● **The problem**
Copy every line of the listing that holds the string "أحمد".

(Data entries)
++++++++++++++++++++

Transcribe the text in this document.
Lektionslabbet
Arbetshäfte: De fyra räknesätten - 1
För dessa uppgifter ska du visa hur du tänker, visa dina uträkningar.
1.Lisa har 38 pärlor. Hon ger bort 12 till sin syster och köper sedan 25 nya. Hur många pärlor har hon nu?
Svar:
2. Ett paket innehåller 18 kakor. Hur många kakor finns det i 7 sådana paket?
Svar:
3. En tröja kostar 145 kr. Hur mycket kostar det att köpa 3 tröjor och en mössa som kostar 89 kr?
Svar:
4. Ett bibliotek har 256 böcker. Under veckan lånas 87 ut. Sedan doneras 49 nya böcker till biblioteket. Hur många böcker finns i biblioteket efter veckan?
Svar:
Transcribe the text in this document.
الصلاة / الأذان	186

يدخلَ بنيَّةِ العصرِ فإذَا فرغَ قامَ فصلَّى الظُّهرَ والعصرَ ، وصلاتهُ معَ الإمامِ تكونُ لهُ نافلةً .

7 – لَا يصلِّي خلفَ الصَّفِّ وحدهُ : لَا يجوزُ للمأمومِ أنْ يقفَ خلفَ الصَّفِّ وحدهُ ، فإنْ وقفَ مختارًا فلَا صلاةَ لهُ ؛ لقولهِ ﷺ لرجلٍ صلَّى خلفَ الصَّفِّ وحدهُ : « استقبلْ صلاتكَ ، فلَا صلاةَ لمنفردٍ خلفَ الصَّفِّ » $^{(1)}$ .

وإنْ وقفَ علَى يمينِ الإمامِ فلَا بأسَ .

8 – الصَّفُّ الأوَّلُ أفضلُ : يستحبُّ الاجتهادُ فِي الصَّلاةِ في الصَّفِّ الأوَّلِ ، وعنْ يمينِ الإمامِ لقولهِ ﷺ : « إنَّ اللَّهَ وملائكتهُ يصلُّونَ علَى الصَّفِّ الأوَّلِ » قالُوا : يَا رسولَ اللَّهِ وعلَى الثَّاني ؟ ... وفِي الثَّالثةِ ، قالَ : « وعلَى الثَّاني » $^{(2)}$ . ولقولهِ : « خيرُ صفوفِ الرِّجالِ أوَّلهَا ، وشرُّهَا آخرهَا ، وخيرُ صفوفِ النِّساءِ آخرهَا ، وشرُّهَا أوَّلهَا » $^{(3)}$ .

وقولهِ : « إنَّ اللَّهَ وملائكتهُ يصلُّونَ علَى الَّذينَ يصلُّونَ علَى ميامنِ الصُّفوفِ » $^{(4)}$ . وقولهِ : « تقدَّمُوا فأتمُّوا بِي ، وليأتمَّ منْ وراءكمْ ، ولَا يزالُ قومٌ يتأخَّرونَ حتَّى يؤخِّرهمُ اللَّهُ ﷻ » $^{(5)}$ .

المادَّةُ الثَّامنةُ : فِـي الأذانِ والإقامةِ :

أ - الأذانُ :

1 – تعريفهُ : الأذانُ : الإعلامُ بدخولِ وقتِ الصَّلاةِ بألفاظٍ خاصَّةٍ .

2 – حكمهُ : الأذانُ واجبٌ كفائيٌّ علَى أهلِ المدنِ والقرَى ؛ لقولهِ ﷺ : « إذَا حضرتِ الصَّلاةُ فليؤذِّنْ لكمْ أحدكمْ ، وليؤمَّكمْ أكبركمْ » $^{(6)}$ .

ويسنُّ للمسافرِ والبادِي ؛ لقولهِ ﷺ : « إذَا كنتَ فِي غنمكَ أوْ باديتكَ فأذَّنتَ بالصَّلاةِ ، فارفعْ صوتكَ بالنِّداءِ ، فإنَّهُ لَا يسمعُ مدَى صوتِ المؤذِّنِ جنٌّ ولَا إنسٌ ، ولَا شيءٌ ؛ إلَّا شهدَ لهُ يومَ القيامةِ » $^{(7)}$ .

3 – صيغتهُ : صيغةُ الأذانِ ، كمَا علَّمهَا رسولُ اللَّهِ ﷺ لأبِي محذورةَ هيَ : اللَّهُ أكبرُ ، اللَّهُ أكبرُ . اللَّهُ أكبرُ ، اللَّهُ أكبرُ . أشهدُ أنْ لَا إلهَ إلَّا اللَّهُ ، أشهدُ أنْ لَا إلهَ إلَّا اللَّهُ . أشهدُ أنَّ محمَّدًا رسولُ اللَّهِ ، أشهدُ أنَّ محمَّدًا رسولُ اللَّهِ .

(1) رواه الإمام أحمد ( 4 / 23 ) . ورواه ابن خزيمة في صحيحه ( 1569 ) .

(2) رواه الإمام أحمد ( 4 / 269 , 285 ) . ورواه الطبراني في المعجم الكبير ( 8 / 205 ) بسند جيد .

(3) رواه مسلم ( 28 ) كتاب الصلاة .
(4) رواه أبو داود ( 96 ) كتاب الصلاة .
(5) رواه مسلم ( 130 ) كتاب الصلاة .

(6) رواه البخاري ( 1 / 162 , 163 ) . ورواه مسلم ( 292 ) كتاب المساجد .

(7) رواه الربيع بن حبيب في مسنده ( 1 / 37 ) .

++++++++++++++++++++

● **Task solution**
(1) رواه الإمام أحمد ( 4 / 23 ) . ورواه ابن خزيمة في صحيحه ( 1569 ) .
(2) رواه الإمام أحمد ( 4 / 269 , 285 ) . ورواه الطبراني في المعجم الكبير ( 8 / 205 ) بسند جيد .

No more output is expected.